**Task statement:** Retype nothing but the lines running from the line that contains "Transcribe this image's" to the last line, both ends included, and skip every image.
■ ■ ■ ■
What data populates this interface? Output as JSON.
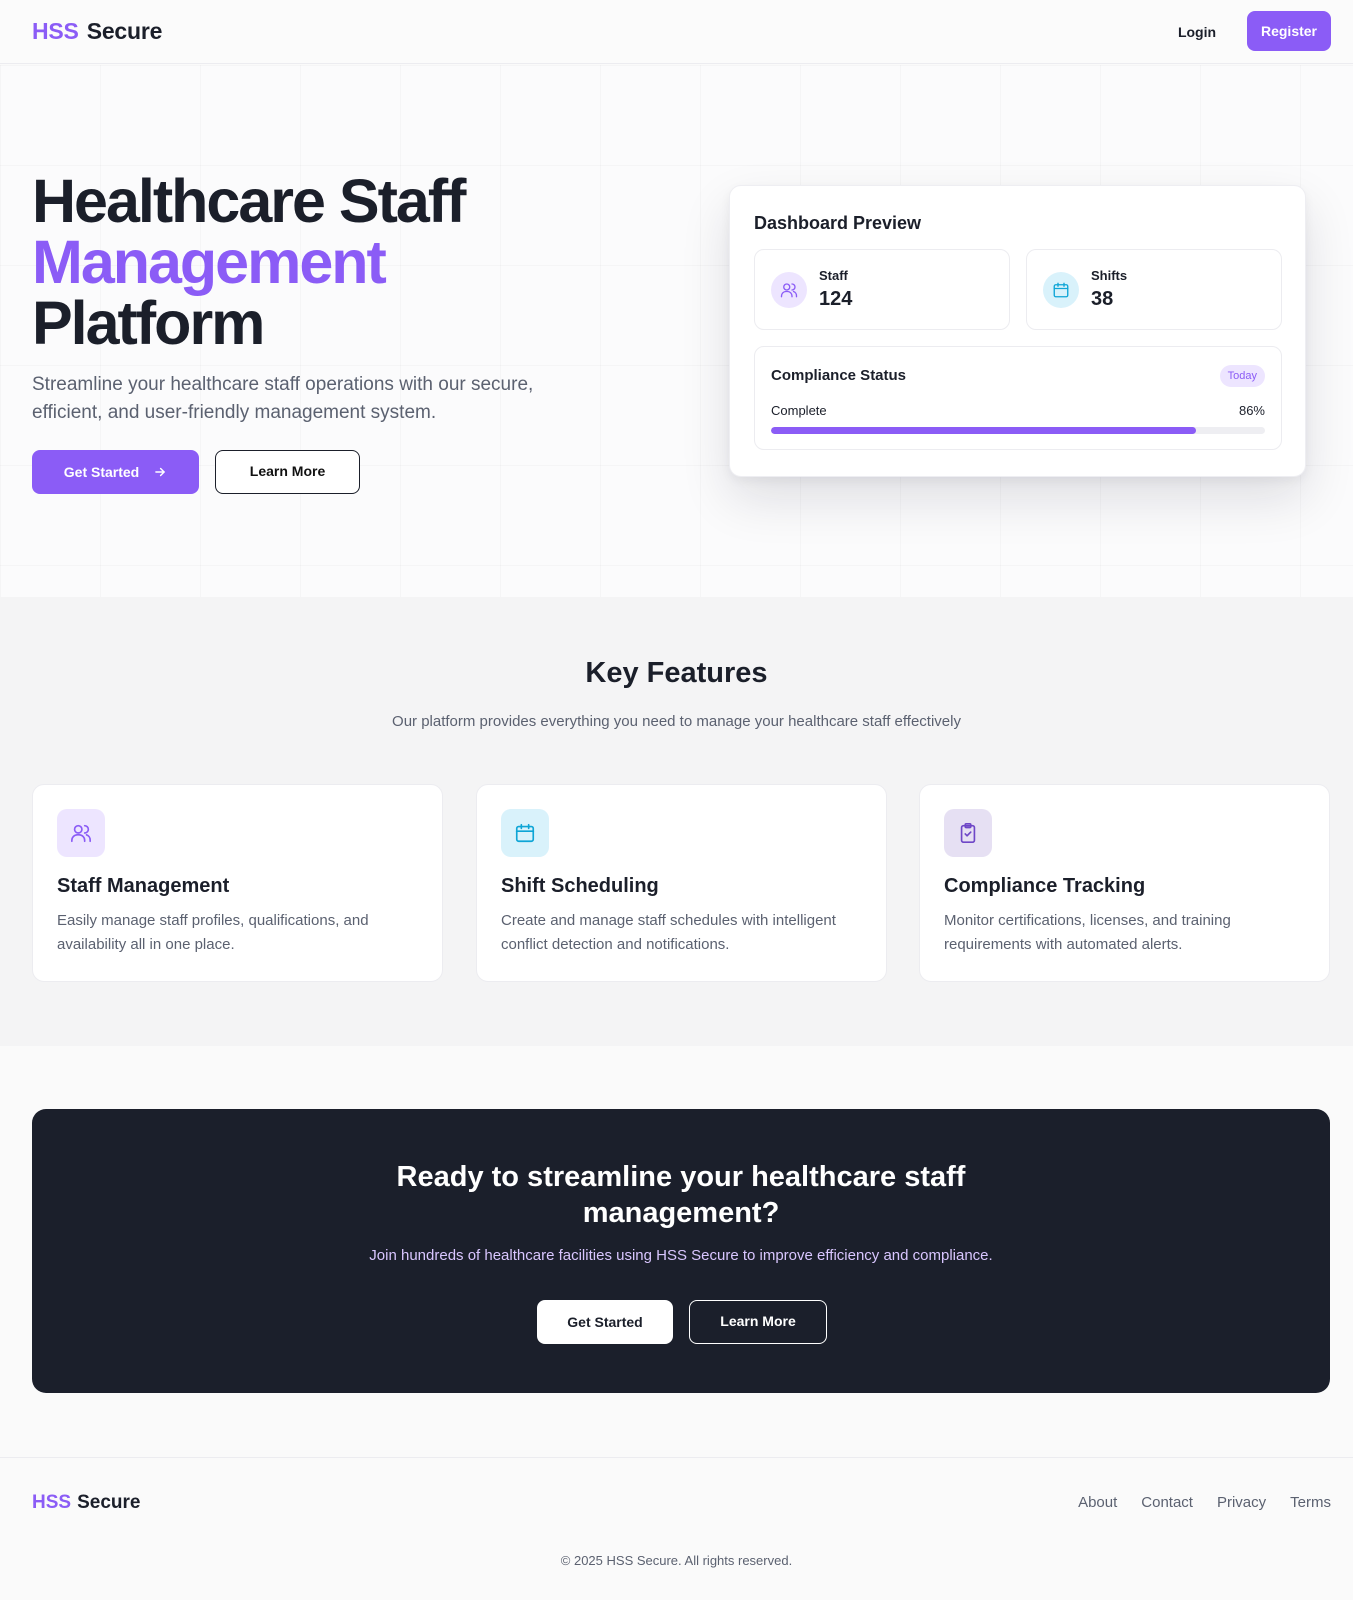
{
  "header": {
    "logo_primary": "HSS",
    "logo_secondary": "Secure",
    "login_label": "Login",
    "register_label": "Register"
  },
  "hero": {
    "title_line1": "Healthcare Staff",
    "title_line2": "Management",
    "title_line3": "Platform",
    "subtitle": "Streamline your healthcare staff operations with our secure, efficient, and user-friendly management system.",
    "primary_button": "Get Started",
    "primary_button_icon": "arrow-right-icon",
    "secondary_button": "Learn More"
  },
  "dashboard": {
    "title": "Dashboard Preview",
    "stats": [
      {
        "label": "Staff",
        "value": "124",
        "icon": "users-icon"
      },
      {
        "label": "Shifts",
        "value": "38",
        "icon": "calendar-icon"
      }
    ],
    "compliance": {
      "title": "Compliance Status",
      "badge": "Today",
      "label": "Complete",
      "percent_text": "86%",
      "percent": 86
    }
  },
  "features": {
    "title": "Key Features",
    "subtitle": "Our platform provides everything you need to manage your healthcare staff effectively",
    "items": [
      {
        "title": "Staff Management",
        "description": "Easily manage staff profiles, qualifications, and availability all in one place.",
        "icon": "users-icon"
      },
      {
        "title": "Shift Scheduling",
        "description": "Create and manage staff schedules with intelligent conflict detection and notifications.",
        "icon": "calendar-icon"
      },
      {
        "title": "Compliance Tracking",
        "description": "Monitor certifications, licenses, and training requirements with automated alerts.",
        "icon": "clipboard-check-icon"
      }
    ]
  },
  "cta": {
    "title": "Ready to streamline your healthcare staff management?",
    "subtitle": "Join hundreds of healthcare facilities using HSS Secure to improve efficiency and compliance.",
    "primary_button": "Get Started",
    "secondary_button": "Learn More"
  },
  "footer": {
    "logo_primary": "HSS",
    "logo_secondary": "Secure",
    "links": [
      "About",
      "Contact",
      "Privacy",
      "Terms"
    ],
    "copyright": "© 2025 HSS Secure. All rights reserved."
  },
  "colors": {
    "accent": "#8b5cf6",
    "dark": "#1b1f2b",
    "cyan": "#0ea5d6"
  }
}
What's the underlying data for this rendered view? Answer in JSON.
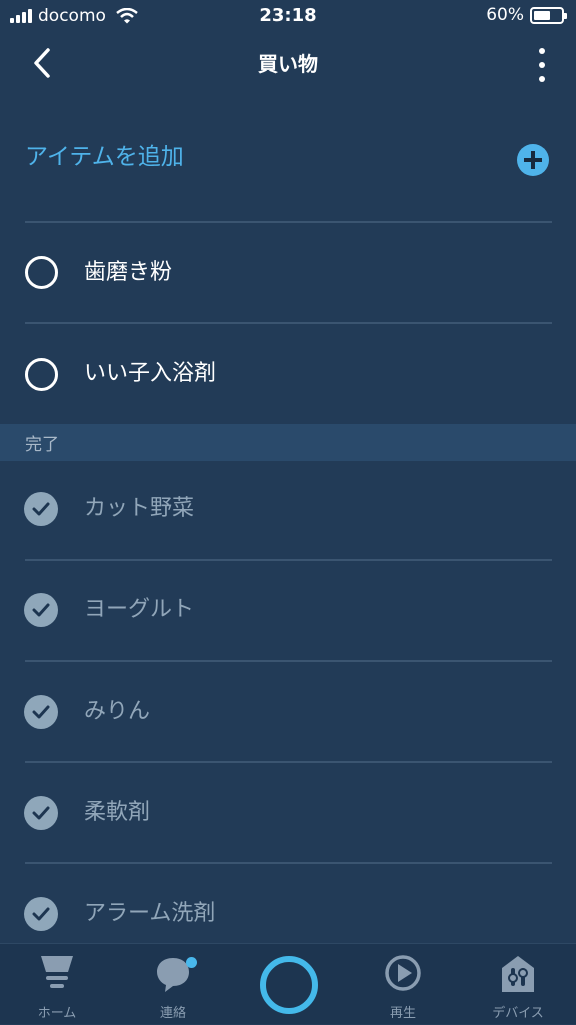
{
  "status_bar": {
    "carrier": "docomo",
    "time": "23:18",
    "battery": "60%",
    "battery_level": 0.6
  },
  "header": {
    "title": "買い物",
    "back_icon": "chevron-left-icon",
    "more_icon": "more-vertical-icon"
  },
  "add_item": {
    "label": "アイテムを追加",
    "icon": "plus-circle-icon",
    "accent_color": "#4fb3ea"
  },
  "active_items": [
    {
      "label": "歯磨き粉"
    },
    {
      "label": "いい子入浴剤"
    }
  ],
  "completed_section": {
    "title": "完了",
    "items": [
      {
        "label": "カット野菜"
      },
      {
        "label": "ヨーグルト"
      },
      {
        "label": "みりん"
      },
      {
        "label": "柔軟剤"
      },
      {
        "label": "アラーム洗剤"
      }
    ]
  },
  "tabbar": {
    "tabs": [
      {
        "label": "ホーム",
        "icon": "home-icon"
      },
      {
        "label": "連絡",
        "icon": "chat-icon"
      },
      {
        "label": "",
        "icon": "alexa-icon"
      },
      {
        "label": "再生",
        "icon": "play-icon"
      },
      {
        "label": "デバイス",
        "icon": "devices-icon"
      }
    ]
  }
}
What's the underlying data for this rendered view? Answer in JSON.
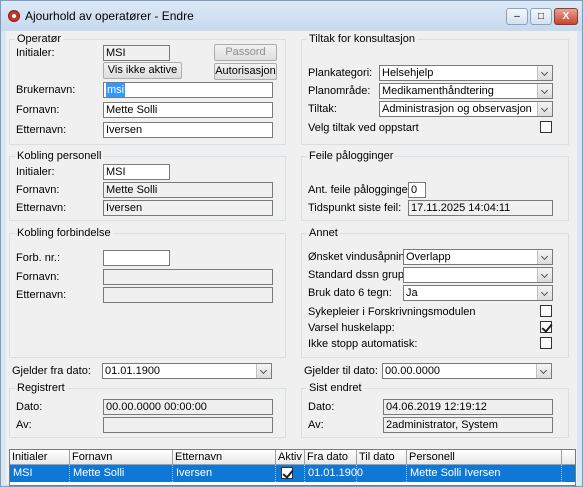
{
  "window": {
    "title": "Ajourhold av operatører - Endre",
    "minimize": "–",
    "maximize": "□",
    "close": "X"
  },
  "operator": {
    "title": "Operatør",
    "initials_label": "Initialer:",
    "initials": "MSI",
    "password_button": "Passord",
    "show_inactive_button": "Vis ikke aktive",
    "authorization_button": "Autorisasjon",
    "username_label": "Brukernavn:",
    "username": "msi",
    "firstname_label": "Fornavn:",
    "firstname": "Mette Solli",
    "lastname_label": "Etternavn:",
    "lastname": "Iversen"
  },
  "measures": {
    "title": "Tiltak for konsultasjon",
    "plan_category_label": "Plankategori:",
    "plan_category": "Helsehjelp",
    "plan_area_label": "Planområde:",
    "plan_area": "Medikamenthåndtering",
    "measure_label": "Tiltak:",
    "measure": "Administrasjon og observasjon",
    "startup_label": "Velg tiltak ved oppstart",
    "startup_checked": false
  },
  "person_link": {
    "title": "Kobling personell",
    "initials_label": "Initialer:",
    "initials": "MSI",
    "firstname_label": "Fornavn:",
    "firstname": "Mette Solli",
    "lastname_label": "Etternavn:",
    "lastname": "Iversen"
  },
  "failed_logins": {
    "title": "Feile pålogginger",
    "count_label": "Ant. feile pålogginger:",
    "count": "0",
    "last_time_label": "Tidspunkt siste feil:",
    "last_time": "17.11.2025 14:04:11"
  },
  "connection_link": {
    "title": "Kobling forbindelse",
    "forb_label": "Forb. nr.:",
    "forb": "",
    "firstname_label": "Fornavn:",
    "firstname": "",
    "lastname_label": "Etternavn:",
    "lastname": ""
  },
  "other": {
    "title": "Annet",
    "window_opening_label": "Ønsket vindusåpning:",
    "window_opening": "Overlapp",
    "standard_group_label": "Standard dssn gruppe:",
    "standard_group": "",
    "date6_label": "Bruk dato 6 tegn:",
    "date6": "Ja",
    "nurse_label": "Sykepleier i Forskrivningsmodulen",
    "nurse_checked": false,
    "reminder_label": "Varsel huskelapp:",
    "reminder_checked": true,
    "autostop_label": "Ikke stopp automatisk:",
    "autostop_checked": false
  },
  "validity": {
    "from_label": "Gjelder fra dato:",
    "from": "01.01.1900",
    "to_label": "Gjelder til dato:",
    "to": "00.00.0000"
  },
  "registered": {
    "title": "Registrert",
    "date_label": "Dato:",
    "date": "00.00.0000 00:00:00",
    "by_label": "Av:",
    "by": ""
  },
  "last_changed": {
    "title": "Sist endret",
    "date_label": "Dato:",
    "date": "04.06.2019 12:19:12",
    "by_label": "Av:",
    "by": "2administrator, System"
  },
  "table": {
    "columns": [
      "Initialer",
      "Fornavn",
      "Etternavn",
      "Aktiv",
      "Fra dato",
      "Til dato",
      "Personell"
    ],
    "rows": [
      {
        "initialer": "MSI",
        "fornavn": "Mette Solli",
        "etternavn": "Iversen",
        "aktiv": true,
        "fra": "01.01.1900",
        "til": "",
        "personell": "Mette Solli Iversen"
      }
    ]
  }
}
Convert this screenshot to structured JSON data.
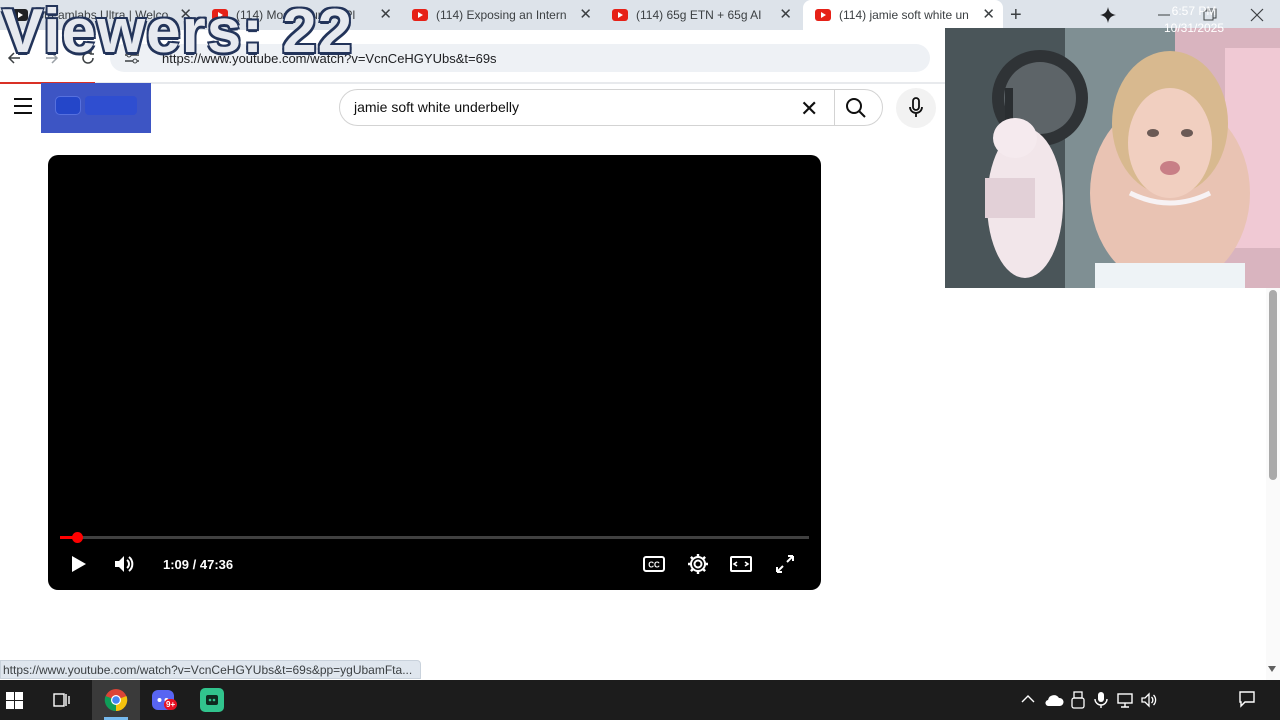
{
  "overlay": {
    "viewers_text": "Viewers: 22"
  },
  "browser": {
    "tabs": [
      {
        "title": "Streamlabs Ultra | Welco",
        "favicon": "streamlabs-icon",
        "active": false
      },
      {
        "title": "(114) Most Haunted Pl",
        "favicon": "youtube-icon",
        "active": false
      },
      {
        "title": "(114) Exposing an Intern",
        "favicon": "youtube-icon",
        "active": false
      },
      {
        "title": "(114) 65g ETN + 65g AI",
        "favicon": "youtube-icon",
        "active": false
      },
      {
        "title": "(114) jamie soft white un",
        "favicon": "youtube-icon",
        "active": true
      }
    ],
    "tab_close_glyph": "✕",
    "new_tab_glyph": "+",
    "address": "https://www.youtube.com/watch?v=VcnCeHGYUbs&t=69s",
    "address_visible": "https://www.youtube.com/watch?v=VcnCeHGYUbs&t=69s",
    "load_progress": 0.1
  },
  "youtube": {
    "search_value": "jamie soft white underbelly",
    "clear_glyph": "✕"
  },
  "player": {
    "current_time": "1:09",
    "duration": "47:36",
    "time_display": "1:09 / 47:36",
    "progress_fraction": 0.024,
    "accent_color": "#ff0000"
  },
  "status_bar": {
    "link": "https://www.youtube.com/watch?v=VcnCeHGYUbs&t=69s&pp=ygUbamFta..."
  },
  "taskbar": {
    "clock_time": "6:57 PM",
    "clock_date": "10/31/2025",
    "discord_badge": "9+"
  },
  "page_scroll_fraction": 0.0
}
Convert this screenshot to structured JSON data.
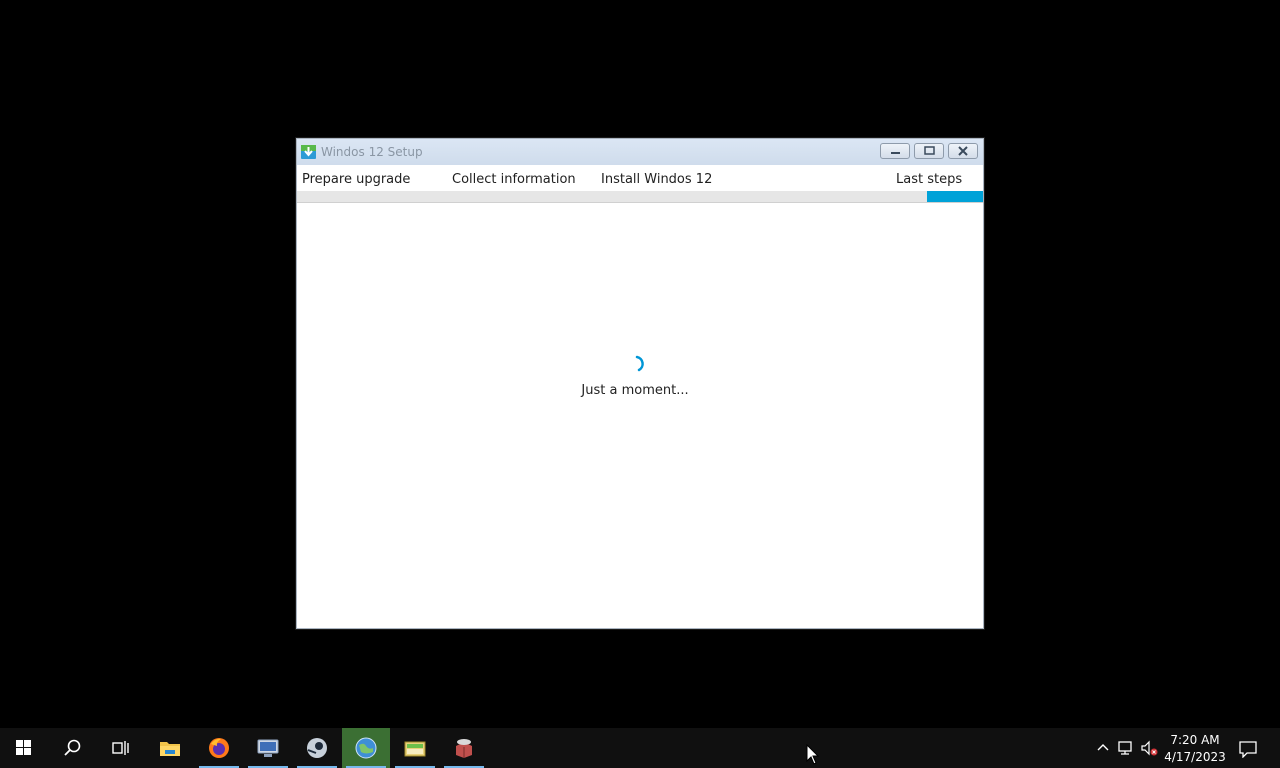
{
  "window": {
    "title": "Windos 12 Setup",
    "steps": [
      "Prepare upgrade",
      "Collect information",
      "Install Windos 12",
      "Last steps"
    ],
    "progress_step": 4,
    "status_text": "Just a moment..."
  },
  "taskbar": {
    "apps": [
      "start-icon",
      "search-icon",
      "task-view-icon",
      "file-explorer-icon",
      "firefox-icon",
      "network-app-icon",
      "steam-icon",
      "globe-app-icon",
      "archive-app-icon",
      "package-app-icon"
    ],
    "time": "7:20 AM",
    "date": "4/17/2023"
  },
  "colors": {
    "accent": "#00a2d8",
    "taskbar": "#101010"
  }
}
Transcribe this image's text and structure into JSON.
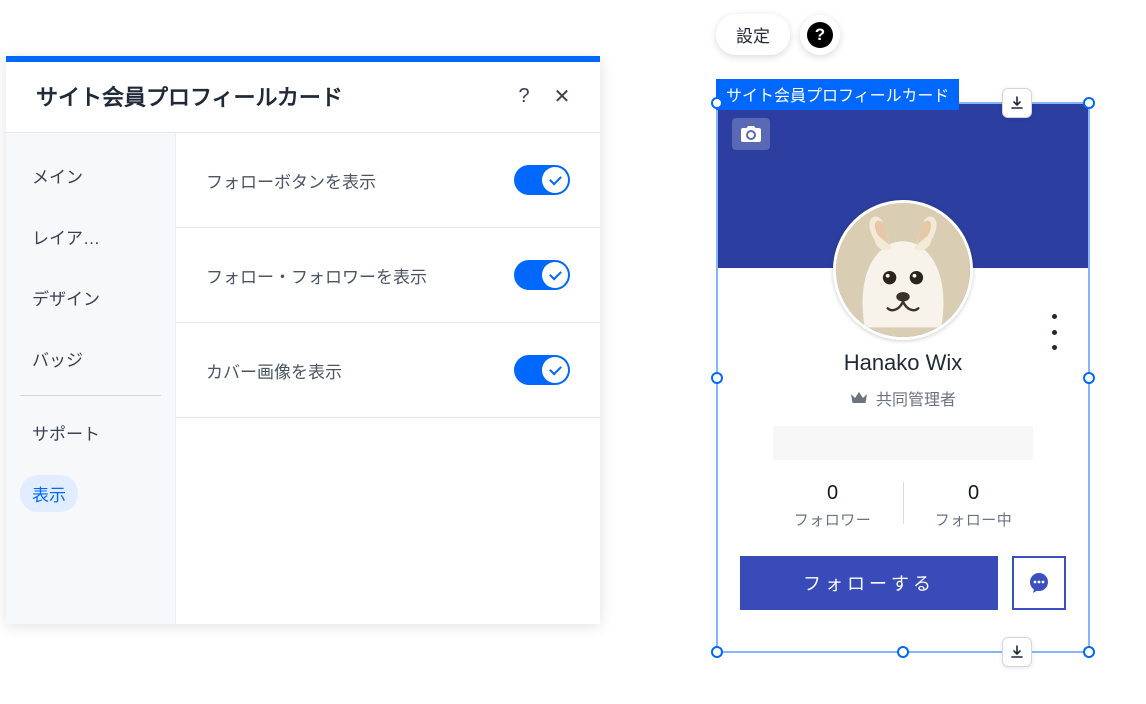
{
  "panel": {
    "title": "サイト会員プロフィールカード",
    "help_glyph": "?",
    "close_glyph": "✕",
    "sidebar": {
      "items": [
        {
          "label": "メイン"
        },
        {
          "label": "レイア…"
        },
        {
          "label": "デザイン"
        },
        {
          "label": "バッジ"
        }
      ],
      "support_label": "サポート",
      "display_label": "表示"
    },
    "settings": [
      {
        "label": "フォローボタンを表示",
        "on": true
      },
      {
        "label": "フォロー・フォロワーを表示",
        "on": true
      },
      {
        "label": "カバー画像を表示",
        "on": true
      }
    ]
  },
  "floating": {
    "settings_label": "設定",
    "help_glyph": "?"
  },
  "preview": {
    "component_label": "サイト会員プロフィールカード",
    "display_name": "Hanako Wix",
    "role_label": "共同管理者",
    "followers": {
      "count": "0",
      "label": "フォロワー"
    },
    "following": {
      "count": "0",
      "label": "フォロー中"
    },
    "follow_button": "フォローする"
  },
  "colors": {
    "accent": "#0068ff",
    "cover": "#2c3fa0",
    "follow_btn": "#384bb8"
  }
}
■ ■ ■ ■
**Response for this exercise:**
Transcribe this image's text and structure into JSON.
{
  "panel": {
    "title": "サイト会員プロフィールカード",
    "help_glyph": "?",
    "close_glyph": "✕",
    "sidebar": {
      "items": [
        {
          "label": "メイン"
        },
        {
          "label": "レイア…"
        },
        {
          "label": "デザイン"
        },
        {
          "label": "バッジ"
        }
      ],
      "support_label": "サポート",
      "display_label": "表示"
    },
    "settings": [
      {
        "label": "フォローボタンを表示",
        "on": true
      },
      {
        "label": "フォロー・フォロワーを表示",
        "on": true
      },
      {
        "label": "カバー画像を表示",
        "on": true
      }
    ]
  },
  "floating": {
    "settings_label": "設定",
    "help_glyph": "?"
  },
  "preview": {
    "component_label": "サイト会員プロフィールカード",
    "display_name": "Hanako Wix",
    "role_label": "共同管理者",
    "followers": {
      "count": "0",
      "label": "フォロワー"
    },
    "following": {
      "count": "0",
      "label": "フォロー中"
    },
    "follow_button": "フォローする"
  },
  "colors": {
    "accent": "#0068ff",
    "cover": "#2c3fa0",
    "follow_btn": "#384bb8"
  }
}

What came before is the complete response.